Dataset entries:
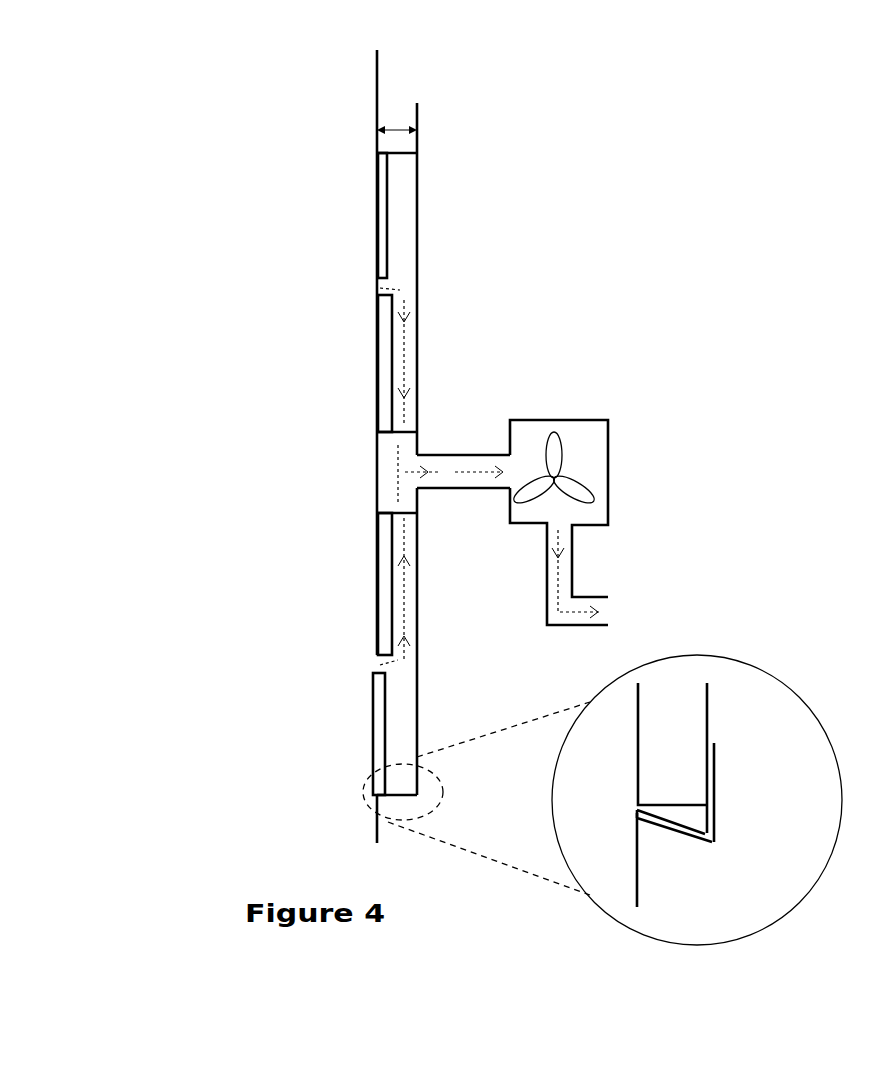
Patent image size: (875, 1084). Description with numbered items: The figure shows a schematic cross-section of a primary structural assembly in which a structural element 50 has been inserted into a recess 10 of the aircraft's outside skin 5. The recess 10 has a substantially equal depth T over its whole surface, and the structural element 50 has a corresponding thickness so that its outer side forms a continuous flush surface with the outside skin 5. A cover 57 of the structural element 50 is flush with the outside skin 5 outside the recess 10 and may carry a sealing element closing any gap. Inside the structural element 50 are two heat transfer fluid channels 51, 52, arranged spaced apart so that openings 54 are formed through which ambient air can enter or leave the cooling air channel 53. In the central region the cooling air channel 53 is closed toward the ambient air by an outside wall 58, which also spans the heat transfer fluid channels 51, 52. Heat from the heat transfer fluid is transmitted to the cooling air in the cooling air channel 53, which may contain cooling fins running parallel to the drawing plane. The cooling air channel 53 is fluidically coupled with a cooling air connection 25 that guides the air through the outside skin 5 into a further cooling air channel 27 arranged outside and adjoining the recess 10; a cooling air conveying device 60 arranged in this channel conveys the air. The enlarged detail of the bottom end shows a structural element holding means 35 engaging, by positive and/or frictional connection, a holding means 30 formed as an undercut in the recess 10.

The outside skin 5 is at (378, 78).
The recess 10 is at (427, 197).
The depth T is at (396, 118).
The cover 57 is at (380, 212).
The further heat transfer fluid channel 52 is at (383, 320).
The heat transfer fluid channel 51 is at (380, 578).
The openings 54 is at (375, 288).
The outside wall 58 is at (372, 493).
The structural element 50 is at (360, 418).
The cooling air channel 53 is at (385, 468).
The cooling air connection 25 is at (449, 470).
The cooling air channel 27 is at (498, 455).
The cooling air conveying device 60 is at (554, 478).
The structural element holding means 35 is at (677, 812).
The holding means 30 is at (719, 838).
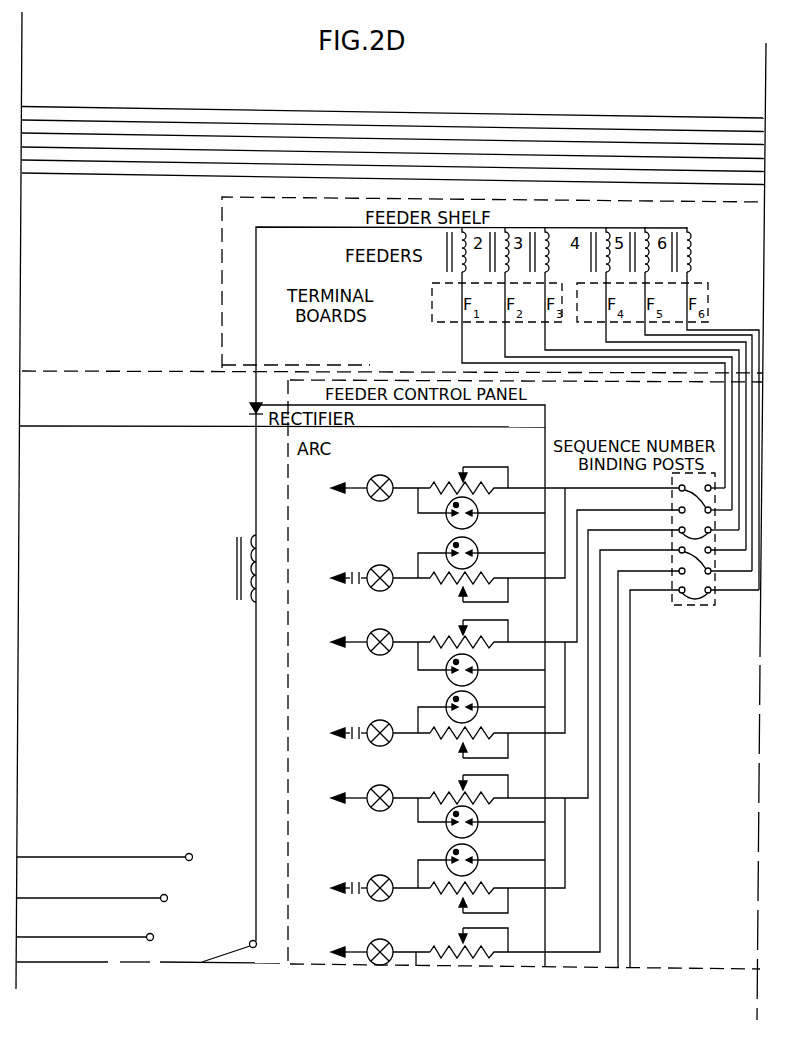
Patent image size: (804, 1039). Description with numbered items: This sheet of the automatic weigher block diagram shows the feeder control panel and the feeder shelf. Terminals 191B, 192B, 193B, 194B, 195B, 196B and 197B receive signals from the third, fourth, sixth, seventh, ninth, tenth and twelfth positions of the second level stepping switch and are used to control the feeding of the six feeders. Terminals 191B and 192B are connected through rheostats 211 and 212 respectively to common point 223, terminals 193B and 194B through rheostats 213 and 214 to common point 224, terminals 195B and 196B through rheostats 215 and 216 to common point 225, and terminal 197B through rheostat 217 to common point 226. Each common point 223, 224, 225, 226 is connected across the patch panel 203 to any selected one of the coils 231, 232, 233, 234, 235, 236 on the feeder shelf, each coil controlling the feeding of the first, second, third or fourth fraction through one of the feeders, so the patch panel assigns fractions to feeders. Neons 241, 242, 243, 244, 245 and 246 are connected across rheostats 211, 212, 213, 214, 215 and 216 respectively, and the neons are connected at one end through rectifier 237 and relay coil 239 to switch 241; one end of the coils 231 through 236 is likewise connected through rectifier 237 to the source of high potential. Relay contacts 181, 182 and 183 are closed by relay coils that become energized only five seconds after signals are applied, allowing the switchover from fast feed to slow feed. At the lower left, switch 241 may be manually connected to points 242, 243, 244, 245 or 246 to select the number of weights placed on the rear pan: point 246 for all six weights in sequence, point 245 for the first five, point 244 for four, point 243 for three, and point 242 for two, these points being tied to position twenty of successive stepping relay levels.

The relay contact 181 is at (350, 572).
The relay contact 182 is at (348, 724).
The relay contact 183 is at (348, 877).
The terminal 191B is at (360, 480).
The terminal 192B is at (360, 569).
The terminal 193B is at (360, 633).
The terminal 194B is at (360, 724).
The terminal 195B is at (360, 789).
The terminal 196B is at (360, 880).
The terminal 197B is at (360, 945).
The patch panel 203 is at (670, 602).
The rheostat 211 is at (453, 477).
The rheostat 212 is at (486, 578).
The rheostat 213 is at (449, 636).
The rheostat 214 is at (482, 722).
The rheostat 215 is at (438, 793).
The rheostat 216 is at (482, 884).
The rheostat 217 is at (444, 944).
The common point 223 is at (565, 488).
The common point 224 is at (568, 636).
The common point 225 is at (568, 791).
The common point 226 is at (568, 941).
The coil 231 is at (445, 265).
The coil 232 is at (494, 240).
The coil 233 is at (536, 240).
The coil 234 is at (612, 228).
The coil 235 is at (637, 240).
The coil 236 is at (688, 260).
The rectifier 237 is at (251, 407).
The relay coil 239 is at (254, 537).
The neon 241 is at (470, 507).
The neon 242 is at (472, 548).
The neon 243 is at (477, 676).
The neon 244 is at (446, 704).
The neon 245 is at (479, 810).
The neon 246 is at (450, 852).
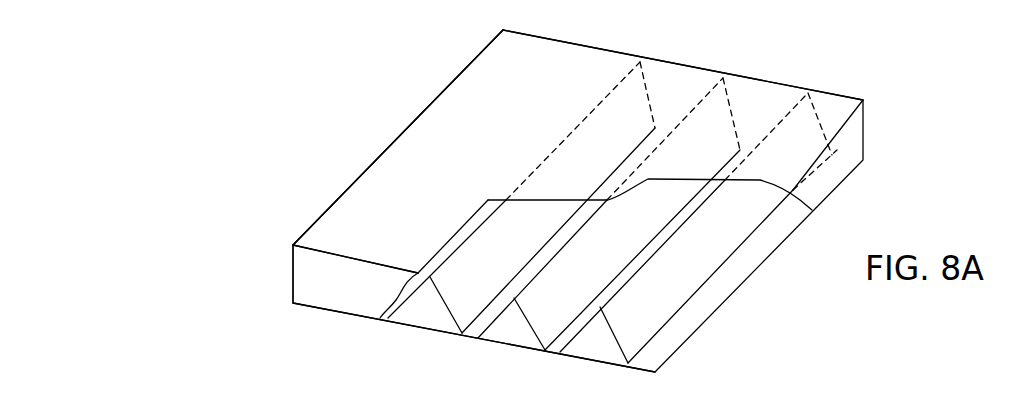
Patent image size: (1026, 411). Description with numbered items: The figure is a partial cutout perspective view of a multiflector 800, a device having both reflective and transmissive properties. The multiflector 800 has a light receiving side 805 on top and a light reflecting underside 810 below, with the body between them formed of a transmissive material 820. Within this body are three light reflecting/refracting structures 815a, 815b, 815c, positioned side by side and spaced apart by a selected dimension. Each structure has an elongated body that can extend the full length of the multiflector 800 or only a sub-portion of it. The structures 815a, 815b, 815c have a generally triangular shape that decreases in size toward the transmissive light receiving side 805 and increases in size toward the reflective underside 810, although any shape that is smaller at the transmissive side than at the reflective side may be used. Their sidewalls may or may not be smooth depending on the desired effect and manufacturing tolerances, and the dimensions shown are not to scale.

The multiflector 800 is at (888, 97).
The light receiving side 805 is at (438, 110).
The transmissive material 820 is at (390, 173).
The light reflecting underside 810 is at (340, 324).
The light reflecting/refracting structure 815a is at (420, 317).
The light reflecting/refracting structure 815b is at (502, 330).
The light reflecting/refracting structure 815c is at (600, 345).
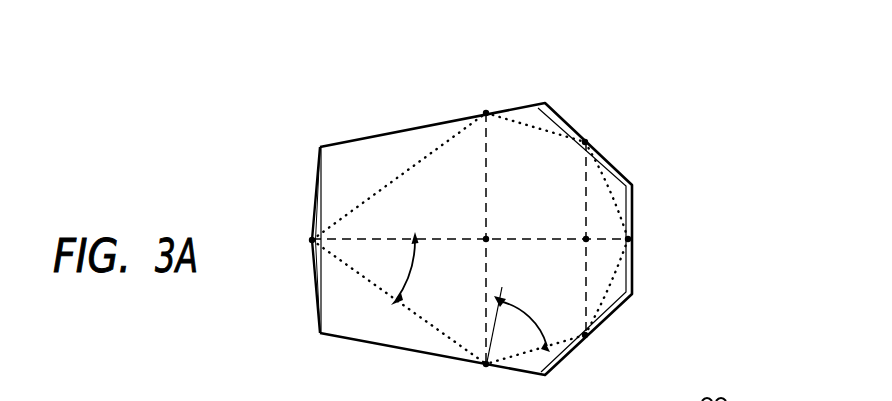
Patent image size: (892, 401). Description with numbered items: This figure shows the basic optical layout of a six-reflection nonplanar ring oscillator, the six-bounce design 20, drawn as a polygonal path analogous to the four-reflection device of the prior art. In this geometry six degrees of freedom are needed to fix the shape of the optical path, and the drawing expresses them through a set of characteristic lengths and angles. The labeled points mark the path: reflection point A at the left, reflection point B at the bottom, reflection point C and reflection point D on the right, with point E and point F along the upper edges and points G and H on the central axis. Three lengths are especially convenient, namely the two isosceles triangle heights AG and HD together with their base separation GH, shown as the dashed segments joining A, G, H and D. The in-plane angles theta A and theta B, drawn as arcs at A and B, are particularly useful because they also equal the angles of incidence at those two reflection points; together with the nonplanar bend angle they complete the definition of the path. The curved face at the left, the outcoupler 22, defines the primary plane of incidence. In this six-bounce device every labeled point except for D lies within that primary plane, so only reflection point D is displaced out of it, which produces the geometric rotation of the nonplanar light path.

The 6-bounce design 20 is at (630, 98).
The outcoupler 22 is at (313, 282).
The reflection point A is at (301, 244).
The reflection point B is at (482, 381).
The reflection point C is at (585, 335).
The reflection point D is at (641, 242).
The point E is at (595, 130).
The point F is at (482, 98).
The point G is at (477, 225).
The point H is at (577, 225).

WHAT YOU SHOULD DO: Render the entries above as a JSON list of strings, one string per line, skipping blank lines. Leave the pictures out of your answer.

EXERCISE RESPONSE:
[
  "Patent image size: (875, 1084). Description with numbered items: The figure shows a schematic cross-section of a primary structural assembly in which a structural element 50 has been inserted into a recess 10 of the aircraft's outside skin 5. The recess 10 has a substantially equal depth T over its whole surface, and the structural element 50 has a corresponding thickness so that its outer side forms a continuous flush surface with the outside skin 5. A cover 57 of the structural element 50 is flush with the outside skin 5 outside the recess 10 and may carry a sealing element closing any gap. Inside the structural element 50 are two heat transfer fluid channels 51, 52, arranged spaced apart so that openings 54 are formed through which ambient air can enter or leave the cooling air channel 53. In the central region the cooling air channel 53 is closed toward the ambient air by an outside wall 58, which also spans the heat transfer fluid channels 51, 52. Heat from the heat transfer fluid is transmitted to the cooling air in the cooling air channel 53, which may contain cooling fins running parallel to the drawing plane. The cooling air channel 53 is fluidically coupled with a cooling air connection 25 that guides the air through the outside skin 5 into a further cooling air channel 27 arranged outside and adjoining the recess 10; a cooling air conveying device 60 arranged in this channel conveys the air. The enlarged detail of the bottom end shows a structural element holding means 35 engaging, by positive and/or frictional connection, a holding means 30 formed as an undercut in the recess 10.",
  "The outside skin 5 is at (378, 78).",
  "The recess 10 is at (427, 197).",
  "The depth T is at (396, 118).",
  "The cover 57 is at (380, 212).",
  "The further heat transfer fluid channel 52 is at (383, 320).",
  "The heat transfer fluid channel 51 is at (380, 578).",
  "The openings 54 is at (375, 288).",
  "The outside wall 58 is at (372, 493).",
  "The structural element 50 is at (360, 418).",
  "The cooling air channel 53 is at (385, 468).",
  "The cooling air connection 25 is at (449, 470).",
  "The cooling air channel 27 is at (498, 455).",
  "The cooling air conveying device 60 is at (554, 478).",
  "The structural element holding means 35 is at (677, 812).",
  "The holding means 30 is at (719, 838).",
  "Patent image size: (804, 1039). Description with numbered items: This sheet of the automatic weigher block diagram shows the feeder control panel and the feeder shelf. Terminals 191B, 192B, 193B, 194B, 195B, 196B and 197B receive signals from the third, fourth, sixth, seventh, ninth, tenth and twelfth positions of the second level stepping switch and are used to control the feeding of the six feeders. Terminals 191B and 192B are connected through rheostats 211 and 212 respectively to common point 223, terminals 193B and 194B through rheostats 213 and 214 to common point 224, terminals 195B and 196B through rheostats 215 and 216 to common point 225, and terminal 197B through rheostat 217 to common point 226. Each common point 223, 224, 225, 226 is connected across the patch panel 203 to any selected one of the coils 231, 232, 233, 234, 235, 236 on the feeder shelf, each coil controlling the feeding of the first, second, third or fourth fraction through one of the feeders, so the patch panel assigns fractions to feeders. Neons 241, 242, 243, 244, 245 and 246 are connected across rheostats 211, 212, 213, 214, 215 and 216 respectively, and the neons are connected at one end through rectifier 237 and relay coil 239 to switch 241; one end of the coils 231 through 236 is likewise connected through rectifier 237 to the source of high potential. Relay contacts 181, 182 and 183 are closed by relay coils that become energized only five seconds after signals are applied, allowing the switchover from fast feed to slow feed. At the lower left, switch 241 may be manually connected to points 242, 243, 244, 245 or 246 to select the number of weights placed on the rear pan: point 246 for all six weights in sequence, point 245 for the first five, point 244 for four, point 243 for three, and point 242 for two, these points being tied to position twenty of successive stepping relay levels.",
  "The relay contact 181 is at (350, 572).",
  "The relay contact 182 is at (348, 724).",
  "The relay contact 183 is at (348, 877).",
  "The terminal 191B is at (360, 480).",
  "The terminal 192B is at (360, 569).",
  "The terminal 193B is at (360, 633).",
  "The terminal 194B is at (360, 724).",
  "The terminal 195B is at (360, 789).",
  "The terminal 196B is at (360, 880).",
  "The terminal 197B is at (360, 945).",
  "The patch panel 203 is at (670, 602).",
  "The rheostat 211 is at (453, 477).",
  "The rheostat 212 is at (486, 578).",
  "The rheostat 213 is at (449, 636).",
  "The rheostat 214 is at (482, 722).",
  "The rheostat 215 is at (438, 793).",
  "The rheostat 216 is at (482, 884).",
  "The rheostat 217 is at (444, 944).",
  "The common point 223 is at (565, 488).",
  "The common point 224 is at (568, 636).",
  "The common point 225 is at (568, 791).",
  "The common point 226 is at (568, 941).",
  "The coil 231 is at (445, 265).",
  "The coil 232 is at (494, 240).",
  "The coil 233 is at (536, 240).",
  "The coil 234 is at (612, 228).",
  "The coil 235 is at (637, 240).",
  "The coil 236 is at (688, 260).",
  "The rectifier 237 is at (251, 407).",
  "The relay coil 239 is at (254, 537).",
  "The neon 241 is at (470, 507).",
  "The neon 242 is at (472, 548).",
  "The neon 243 is at (477, 676).",
  "The neon 244 is at (446, 704).",
  "The neon 245 is at (479, 810).",
  "The neon 246 is at (450, 852).",
  "Patent image size: (1026, 411). Description with numbered items: The figure is a partial cutout perspective view of a multiflector 800, a device having both reflective and transmissive properties. The multiflector 800 has a light receiving side 805 on top and a light reflecting underside 810 below, with the body between them formed of a transmissive material 820. Within this body are three light reflecting/refracting structures 815a, 815b, 815c, positioned side by side and spaced apart by a selected dimension. Each structure has an elongated body that can extend the full length of the multiflector 800 or only a sub-portion of it. The structures 815a, 815b, 815c have a generally triangular shape that decreases in size toward the transmissive light receiving side 805 and increases in size toward the reflective underside 810, although any shape that is smaller at the transmissive side than at the reflective side may be used. Their sidewalls may or may not be smooth depending on the desired effect and manufacturing tolerances, and the dimensions shown are not to scale.",
  "The multiflector 800 is at (888, 97).",
  "The light receiving side 805 is at (438, 110).",
  "The transmissive material 820 is at (390, 173).",
  "The light reflecting underside 810 is at (340, 324).",
  "The light reflecting/refracting structure 815a is at (420, 317).",
  "The light reflecting/refracting structure 815b is at (502, 330).",
  "The light reflecting/refracting structure 815c is at (600, 345).",
  "Patent image size: (892, 401). Description with numbered items: This figure shows the basic optical layout of a six-reflection nonplanar ring oscillator, the six-bounce design 20, drawn as a polygonal path analogous to the four-reflection device of the prior art. In this geometry six degrees of freedom are needed to fix the shape of the optical path, and the drawing expresses them through a set of characteristic lengths and angles. The labeled points mark the path: reflection point A at the left, reflection point B at the bottom, reflection point C and reflection point D on the right, with point E and point F along the upper edges and points G and H on the central axis. Three lengths are especially convenient, namely the two isosceles triangle heights AG and HD together with their base separation GH, shown as the dashed segments joining A, G, H and D. The in-plane angles theta A and theta B, drawn as arcs at A and B, are particularly useful because they also equal the angles of incidence at those two reflection points; together with the nonplanar bend angle they complete the definition of the path. The curved face at the left, the outcoupler 22, defines the primary plane of incidence. In this six-bounce device every labeled point except for D lies within that primary plane, so only reflection point D is displaced out of it, which produces the geometric rotation of the nonplanar light path.",
  "The 6-bounce design 20 is at (630, 98).",
  "The outcoupler 22 is at (313, 282).",
  "The reflection point A is at (301, 244).",
  "The reflection point B is at (482, 381).",
  "The reflection point C is at (585, 335).",
  "The reflection point D is at (641, 242).",
  "The point E is at (595, 130).",
  "The point F is at (482, 98).",
  "The point G is at (477, 225).",
  "The point H is at (577, 225)."
]